→ Given problem: Skip the pictures. Transcribe the rest of the data below without changing a word.

•••

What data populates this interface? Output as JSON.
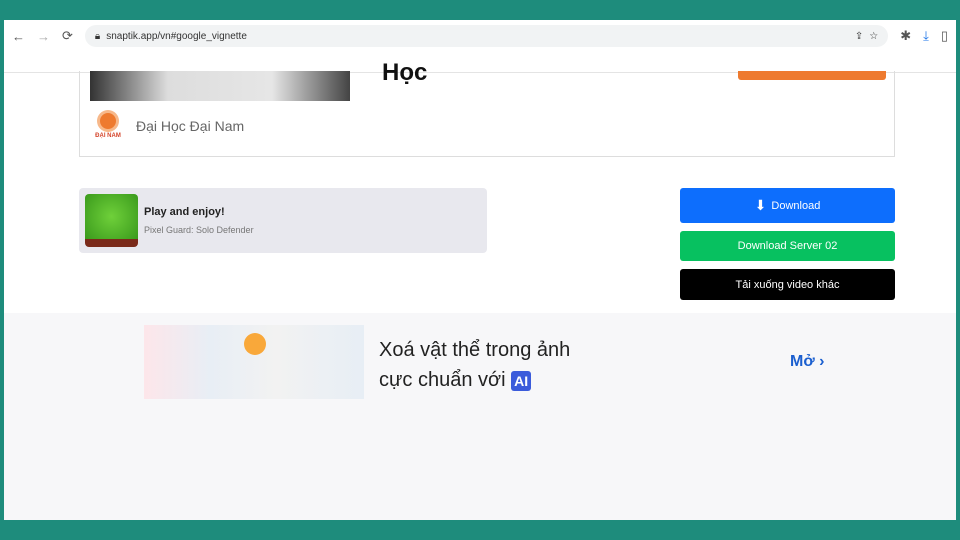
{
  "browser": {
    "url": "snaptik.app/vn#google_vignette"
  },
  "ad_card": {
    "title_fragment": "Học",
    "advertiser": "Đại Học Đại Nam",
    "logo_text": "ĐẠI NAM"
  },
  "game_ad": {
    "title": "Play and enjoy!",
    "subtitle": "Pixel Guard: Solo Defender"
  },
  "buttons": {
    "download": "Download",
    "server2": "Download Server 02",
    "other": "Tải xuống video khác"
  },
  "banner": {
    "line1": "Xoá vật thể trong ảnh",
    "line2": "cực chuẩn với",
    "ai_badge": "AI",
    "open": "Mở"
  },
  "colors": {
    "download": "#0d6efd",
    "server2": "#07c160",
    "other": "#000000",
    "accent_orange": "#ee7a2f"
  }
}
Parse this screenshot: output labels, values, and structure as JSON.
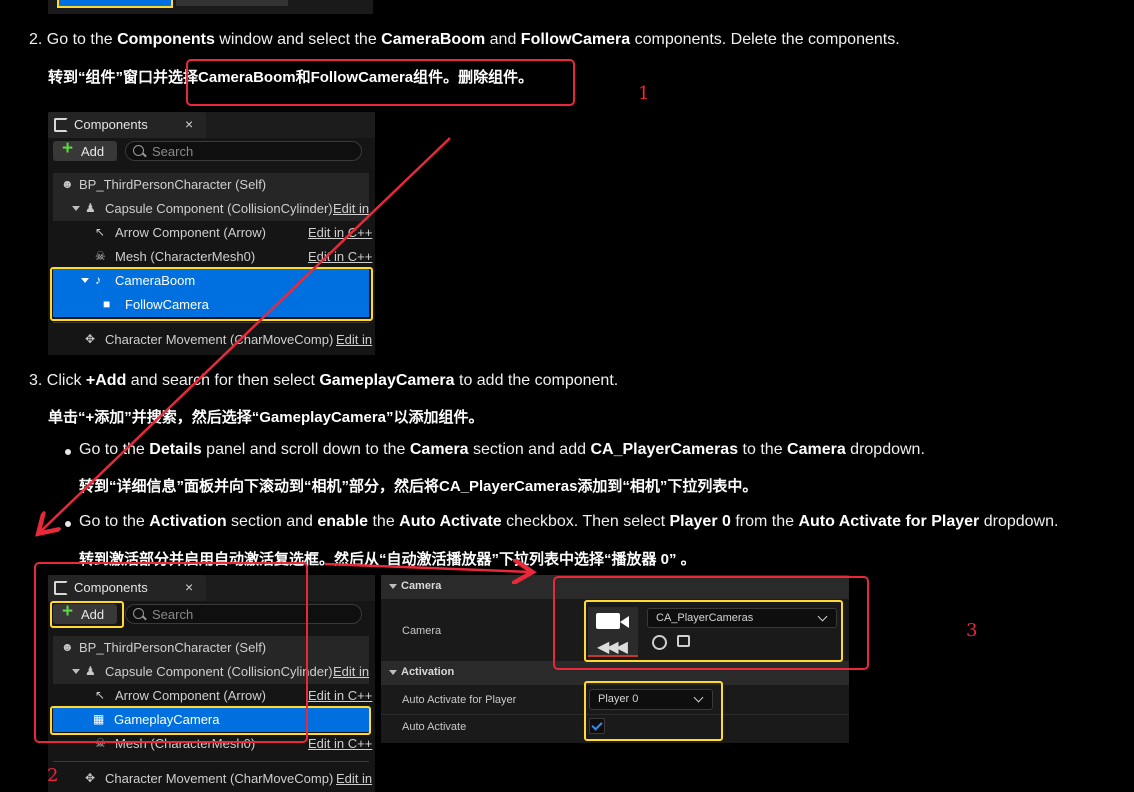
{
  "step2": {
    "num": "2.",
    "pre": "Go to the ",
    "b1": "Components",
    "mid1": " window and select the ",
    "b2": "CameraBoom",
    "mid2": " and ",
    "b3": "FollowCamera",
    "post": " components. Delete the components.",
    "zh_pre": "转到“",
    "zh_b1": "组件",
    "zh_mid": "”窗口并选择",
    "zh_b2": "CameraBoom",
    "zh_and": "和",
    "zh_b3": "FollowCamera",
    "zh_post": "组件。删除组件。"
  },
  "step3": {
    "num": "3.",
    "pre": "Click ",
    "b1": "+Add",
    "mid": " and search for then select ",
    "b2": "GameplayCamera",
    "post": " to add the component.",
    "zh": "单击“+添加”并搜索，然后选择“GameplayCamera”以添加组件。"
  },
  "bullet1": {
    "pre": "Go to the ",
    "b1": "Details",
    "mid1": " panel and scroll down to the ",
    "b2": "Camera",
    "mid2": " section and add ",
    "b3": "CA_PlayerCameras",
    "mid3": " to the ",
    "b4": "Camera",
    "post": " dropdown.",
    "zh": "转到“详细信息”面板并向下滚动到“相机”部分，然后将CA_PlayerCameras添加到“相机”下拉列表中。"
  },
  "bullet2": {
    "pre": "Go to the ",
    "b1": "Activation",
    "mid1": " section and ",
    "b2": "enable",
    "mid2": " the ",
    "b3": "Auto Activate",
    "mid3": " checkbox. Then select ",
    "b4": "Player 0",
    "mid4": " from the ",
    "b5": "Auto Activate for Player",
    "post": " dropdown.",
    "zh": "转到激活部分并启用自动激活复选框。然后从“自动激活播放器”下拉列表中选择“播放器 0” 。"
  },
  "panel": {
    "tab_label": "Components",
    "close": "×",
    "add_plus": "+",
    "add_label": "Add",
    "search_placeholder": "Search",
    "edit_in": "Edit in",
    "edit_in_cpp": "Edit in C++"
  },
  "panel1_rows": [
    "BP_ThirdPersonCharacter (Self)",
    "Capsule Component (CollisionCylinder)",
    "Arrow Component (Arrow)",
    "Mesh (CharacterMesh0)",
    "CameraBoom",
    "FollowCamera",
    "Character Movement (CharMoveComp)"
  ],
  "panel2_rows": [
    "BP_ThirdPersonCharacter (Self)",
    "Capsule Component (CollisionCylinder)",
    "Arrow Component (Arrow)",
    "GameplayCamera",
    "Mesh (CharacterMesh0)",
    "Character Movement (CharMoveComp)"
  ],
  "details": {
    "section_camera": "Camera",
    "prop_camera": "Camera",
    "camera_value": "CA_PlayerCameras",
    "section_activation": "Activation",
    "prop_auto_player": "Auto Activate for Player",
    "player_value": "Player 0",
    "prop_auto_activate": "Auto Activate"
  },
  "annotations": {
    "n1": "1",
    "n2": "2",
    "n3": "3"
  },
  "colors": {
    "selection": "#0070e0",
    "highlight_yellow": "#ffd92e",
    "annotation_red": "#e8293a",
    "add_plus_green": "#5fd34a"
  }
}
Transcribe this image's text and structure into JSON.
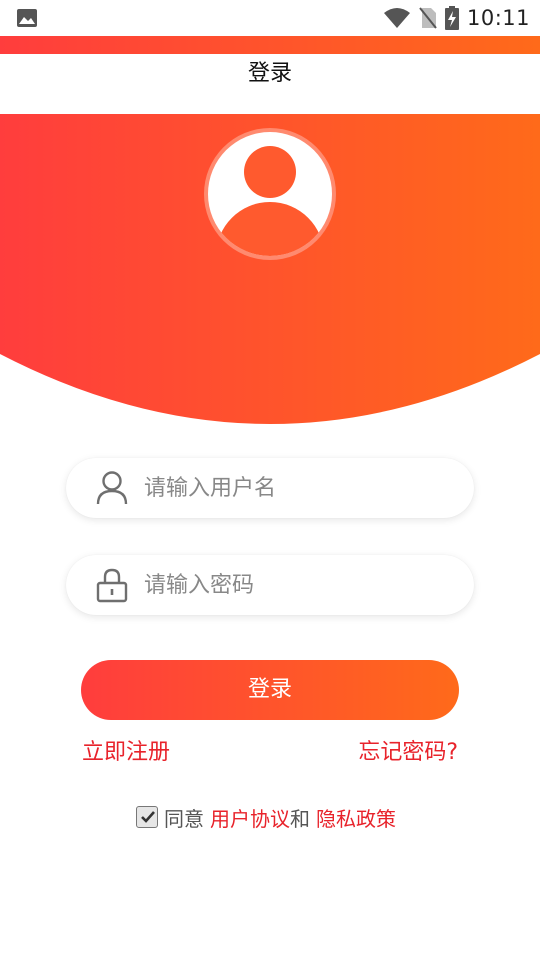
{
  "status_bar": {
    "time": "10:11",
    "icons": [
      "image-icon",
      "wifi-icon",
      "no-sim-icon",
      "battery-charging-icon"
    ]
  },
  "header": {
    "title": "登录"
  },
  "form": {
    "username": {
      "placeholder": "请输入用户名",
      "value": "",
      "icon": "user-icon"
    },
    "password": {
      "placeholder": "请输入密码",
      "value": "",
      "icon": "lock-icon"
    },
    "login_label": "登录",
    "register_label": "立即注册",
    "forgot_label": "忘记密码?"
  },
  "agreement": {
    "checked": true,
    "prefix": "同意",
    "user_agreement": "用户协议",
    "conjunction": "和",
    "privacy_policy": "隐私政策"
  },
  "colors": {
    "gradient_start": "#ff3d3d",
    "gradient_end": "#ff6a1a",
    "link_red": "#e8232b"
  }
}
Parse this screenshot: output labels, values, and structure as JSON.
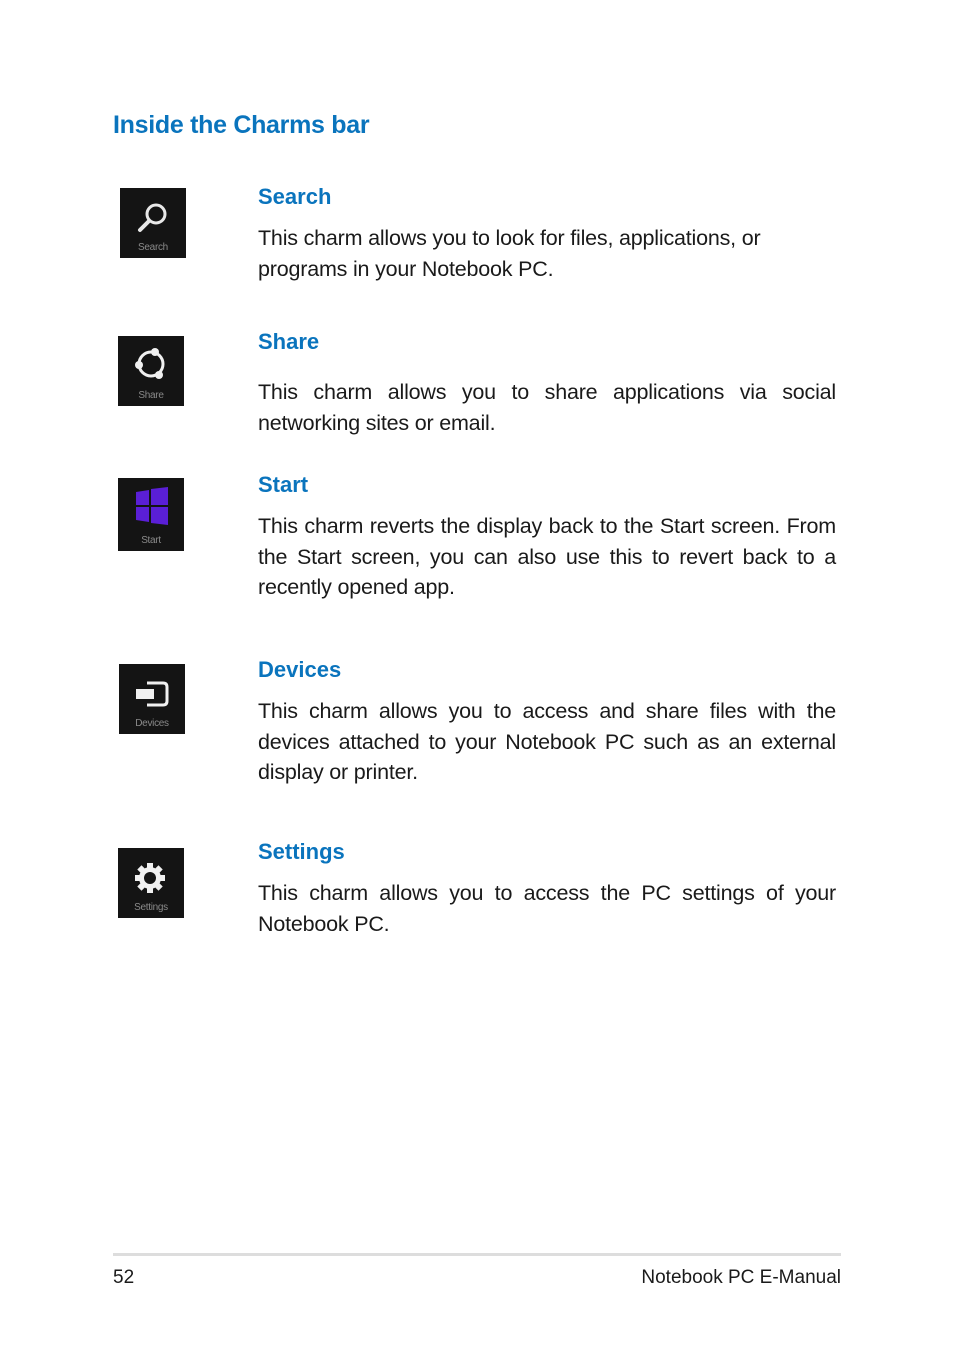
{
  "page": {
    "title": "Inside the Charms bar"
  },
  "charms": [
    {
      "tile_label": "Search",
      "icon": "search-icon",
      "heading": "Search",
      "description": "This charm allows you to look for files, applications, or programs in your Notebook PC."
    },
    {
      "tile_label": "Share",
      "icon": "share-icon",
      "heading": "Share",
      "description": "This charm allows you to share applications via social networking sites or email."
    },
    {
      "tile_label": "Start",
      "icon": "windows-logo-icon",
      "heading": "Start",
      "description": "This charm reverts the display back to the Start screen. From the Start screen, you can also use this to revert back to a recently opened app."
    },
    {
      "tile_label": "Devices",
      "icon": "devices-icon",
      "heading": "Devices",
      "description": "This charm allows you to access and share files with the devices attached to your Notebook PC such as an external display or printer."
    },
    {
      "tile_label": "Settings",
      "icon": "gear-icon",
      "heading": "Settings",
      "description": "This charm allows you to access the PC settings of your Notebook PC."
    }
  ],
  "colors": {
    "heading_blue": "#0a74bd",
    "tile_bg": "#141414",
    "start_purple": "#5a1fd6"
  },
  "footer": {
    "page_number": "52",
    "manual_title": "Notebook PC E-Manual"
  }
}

•••

→ Finished exercise:
What data populates this interface? Output as JSON.
{
  "browser": {
    "url": "snaptik.app/vn#google_vignette"
  },
  "ad_card": {
    "title_fragment": "Học",
    "advertiser": "Đại Học Đại Nam",
    "logo_text": "ĐẠI NAM"
  },
  "game_ad": {
    "title": "Play and enjoy!",
    "subtitle": "Pixel Guard: Solo Defender"
  },
  "buttons": {
    "download": "Download",
    "server2": "Download Server 02",
    "other": "Tải xuống video khác"
  },
  "banner": {
    "line1": "Xoá vật thể trong ảnh",
    "line2": "cực chuẩn với",
    "ai_badge": "AI",
    "open": "Mở"
  },
  "colors": {
    "download": "#0d6efd",
    "server2": "#07c160",
    "other": "#000000",
    "accent_orange": "#ee7a2f"
  }
}
Parse this screenshot: output labels, values, and structure as JSON.
{
  "step2": {
    "num": "2.",
    "pre": "Go to the ",
    "b1": "Components",
    "mid1": " window and select the ",
    "b2": "CameraBoom",
    "mid2": " and ",
    "b3": "FollowCamera",
    "post": " components. Delete the components.",
    "zh_pre": "转到“",
    "zh_b1": "组件",
    "zh_mid": "”窗口并选择",
    "zh_b2": "CameraBoom",
    "zh_and": "和",
    "zh_b3": "FollowCamera",
    "zh_post": "组件。删除组件。"
  },
  "step3": {
    "num": "3.",
    "pre": "Click ",
    "b1": "+Add",
    "mid": " and search for then select ",
    "b2": "GameplayCamera",
    "post": " to add the component.",
    "zh": "单击“+添加”并搜索，然后选择“GameplayCamera”以添加组件。"
  },
  "bullet1": {
    "pre": "Go to the ",
    "b1": "Details",
    "mid1": " panel and scroll down to the ",
    "b2": "Camera",
    "mid2": " section and add ",
    "b3": "CA_PlayerCameras",
    "mid3": " to the ",
    "b4": "Camera",
    "post": " dropdown.",
    "zh": "转到“详细信息”面板并向下滚动到“相机”部分，然后将CA_PlayerCameras添加到“相机”下拉列表中。"
  },
  "bullet2": {
    "pre": "Go to the ",
    "b1": "Activation",
    "mid1": " section and ",
    "b2": "enable",
    "mid2": " the ",
    "b3": "Auto Activate",
    "mid3": " checkbox. Then select ",
    "b4": "Player 0",
    "mid4": " from the ",
    "b5": "Auto Activate for Player",
    "post": " dropdown.",
    "zh": "转到激活部分并启用自动激活复选框。然后从“自动激活播放器”下拉列表中选择“播放器 0” 。"
  },
  "panel": {
    "tab_label": "Components",
    "close": "×",
    "add_plus": "+",
    "add_label": "Add",
    "search_placeholder": "Search",
    "edit_in": "Edit in",
    "edit_in_cpp": "Edit in C++"
  },
  "panel1_rows": [
    "BP_ThirdPersonCharacter (Self)",
    "Capsule Component (CollisionCylinder)",
    "Arrow Component (Arrow)",
    "Mesh (CharacterMesh0)",
    "CameraBoom",
    "FollowCamera",
    "Character Movement (CharMoveComp)"
  ],
  "panel2_rows": [
    "BP_ThirdPersonCharacter (Self)",
    "Capsule Component (CollisionCylinder)",
    "Arrow Component (Arrow)",
    "GameplayCamera",
    "Mesh (CharacterMesh0)",
    "Character Movement (CharMoveComp)"
  ],
  "details": {
    "section_camera": "Camera",
    "prop_camera": "Camera",
    "camera_value": "CA_PlayerCameras",
    "section_activation": "Activation",
    "prop_auto_player": "Auto Activate for Player",
    "player_value": "Player 0",
    "prop_auto_activate": "Auto Activate"
  },
  "annotations": {
    "n1": "1",
    "n2": "2",
    "n3": "3"
  },
  "colors": {
    "selection": "#0070e0",
    "highlight_yellow": "#ffd92e",
    "annotation_red": "#e8293a",
    "add_plus_green": "#5fd34a"
  }
}
Transcribe this image's text and structure into JSON.
{
  "status_bar": {
    "time": "10:11",
    "icons": [
      "image-icon",
      "wifi-icon",
      "no-sim-icon",
      "battery-charging-icon"
    ]
  },
  "header": {
    "title": "登录"
  },
  "form": {
    "username": {
      "placeholder": "请输入用户名",
      "value": "",
      "icon": "user-icon"
    },
    "password": {
      "placeholder": "请输入密码",
      "value": "",
      "icon": "lock-icon"
    },
    "login_label": "登录",
    "register_label": "立即注册",
    "forgot_label": "忘记密码?"
  },
  "agreement": {
    "checked": true,
    "prefix": "同意",
    "user_agreement": "用户协议",
    "conjunction": "和",
    "privacy_policy": "隐私政策"
  },
  "colors": {
    "gradient_start": "#ff3d3d",
    "gradient_end": "#ff6a1a",
    "link_red": "#e8232b"
  }
}
Parse this screenshot: output labels, values, and structure as JSON.
{
  "page": {
    "title": "Inside the Charms bar"
  },
  "charms": [
    {
      "tile_label": "Search",
      "icon": "search-icon",
      "heading": "Search",
      "description": "This charm allows you to look for files, applications, or programs in your Notebook PC."
    },
    {
      "tile_label": "Share",
      "icon": "share-icon",
      "heading": "Share",
      "description": "This charm allows you to share applications via social networking sites or email."
    },
    {
      "tile_label": "Start",
      "icon": "windows-logo-icon",
      "heading": "Start",
      "description": "This charm reverts the display back to the Start screen. From the Start screen, you can also use this to revert back to a recently opened app."
    },
    {
      "tile_label": "Devices",
      "icon": "devices-icon",
      "heading": "Devices",
      "description": "This charm allows you to access and share files with the devices attached to your Notebook PC such as an external display or printer."
    },
    {
      "tile_label": "Settings",
      "icon": "gear-icon",
      "heading": "Settings",
      "description": "This charm allows you to access the PC settings of your Notebook PC."
    }
  ],
  "colors": {
    "heading_blue": "#0a74bd",
    "tile_bg": "#141414",
    "start_purple": "#5a1fd6"
  },
  "footer": {
    "page_number": "52",
    "manual_title": "Notebook PC E-Manual"
  }
}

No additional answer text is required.